● **SET PROBLEM**
Read the records and gather each line that includes "Profissão".

● **GIVEN RECORDS**
>> start
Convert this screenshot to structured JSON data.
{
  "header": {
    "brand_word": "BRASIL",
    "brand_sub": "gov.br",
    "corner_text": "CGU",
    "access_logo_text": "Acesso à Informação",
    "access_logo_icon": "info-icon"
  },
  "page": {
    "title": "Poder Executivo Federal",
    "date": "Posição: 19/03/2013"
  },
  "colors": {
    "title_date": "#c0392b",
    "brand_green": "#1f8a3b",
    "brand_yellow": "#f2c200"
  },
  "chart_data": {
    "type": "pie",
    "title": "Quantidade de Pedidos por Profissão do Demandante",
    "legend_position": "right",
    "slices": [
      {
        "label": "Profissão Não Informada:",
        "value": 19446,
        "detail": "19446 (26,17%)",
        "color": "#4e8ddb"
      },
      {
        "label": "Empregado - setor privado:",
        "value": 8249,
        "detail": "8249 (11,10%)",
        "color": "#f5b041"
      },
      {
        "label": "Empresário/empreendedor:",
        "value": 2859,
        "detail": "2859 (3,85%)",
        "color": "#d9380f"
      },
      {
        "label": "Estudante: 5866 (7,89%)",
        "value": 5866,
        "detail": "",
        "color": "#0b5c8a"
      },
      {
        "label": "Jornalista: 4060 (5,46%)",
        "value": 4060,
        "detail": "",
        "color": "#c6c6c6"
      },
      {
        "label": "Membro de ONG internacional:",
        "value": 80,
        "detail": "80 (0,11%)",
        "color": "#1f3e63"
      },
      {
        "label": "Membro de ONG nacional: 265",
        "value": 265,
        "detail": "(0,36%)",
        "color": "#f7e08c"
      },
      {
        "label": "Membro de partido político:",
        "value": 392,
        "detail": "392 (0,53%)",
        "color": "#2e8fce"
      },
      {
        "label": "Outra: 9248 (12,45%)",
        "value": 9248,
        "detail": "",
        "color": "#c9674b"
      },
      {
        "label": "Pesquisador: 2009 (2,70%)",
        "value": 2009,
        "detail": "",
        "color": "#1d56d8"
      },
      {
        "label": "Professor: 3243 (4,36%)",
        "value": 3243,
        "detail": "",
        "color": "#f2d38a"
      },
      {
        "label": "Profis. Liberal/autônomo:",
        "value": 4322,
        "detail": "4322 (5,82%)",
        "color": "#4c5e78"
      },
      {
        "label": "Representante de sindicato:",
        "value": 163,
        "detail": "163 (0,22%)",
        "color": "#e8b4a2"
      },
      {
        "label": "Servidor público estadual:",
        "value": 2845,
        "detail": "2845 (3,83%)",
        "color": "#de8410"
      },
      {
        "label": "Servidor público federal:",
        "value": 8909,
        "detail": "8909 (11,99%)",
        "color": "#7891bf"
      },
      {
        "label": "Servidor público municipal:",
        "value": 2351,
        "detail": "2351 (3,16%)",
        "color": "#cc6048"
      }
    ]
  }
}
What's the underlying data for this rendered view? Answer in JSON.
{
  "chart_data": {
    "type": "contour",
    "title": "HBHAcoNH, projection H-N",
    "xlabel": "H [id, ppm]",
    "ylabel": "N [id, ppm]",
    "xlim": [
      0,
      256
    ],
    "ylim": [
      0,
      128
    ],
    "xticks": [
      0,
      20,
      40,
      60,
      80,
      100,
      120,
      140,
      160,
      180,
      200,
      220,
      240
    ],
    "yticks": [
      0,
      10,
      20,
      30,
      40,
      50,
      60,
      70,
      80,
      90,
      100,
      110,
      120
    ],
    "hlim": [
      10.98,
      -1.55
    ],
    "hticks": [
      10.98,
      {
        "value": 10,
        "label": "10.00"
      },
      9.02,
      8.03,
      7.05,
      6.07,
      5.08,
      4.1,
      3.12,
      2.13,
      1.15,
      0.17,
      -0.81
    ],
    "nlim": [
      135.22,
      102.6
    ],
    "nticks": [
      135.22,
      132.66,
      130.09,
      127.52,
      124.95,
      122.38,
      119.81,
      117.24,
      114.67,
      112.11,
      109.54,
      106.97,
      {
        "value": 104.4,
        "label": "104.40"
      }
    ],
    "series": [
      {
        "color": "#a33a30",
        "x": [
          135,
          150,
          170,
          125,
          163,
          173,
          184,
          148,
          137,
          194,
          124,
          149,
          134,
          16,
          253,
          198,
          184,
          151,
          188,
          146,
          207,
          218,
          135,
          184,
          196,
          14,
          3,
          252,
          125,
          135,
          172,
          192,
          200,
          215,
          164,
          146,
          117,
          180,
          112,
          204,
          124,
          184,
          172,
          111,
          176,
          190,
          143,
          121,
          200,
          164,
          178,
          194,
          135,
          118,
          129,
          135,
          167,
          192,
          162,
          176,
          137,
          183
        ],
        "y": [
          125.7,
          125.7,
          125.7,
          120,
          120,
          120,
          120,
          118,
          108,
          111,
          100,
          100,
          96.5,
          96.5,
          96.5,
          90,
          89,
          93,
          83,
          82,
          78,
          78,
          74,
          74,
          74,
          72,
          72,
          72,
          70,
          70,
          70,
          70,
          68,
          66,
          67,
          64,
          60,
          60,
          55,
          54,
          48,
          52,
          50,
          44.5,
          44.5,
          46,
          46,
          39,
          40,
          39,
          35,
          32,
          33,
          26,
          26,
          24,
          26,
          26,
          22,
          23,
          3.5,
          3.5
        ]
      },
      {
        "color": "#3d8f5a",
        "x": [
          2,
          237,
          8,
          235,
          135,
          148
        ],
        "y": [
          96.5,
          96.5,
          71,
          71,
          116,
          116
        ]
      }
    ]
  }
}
>> end
● **RESULT FOR THIS TASK**
    "title": "Quantidade de Pedidos por Profissão do Demandante",
        "label": "Profissão Não Informada:",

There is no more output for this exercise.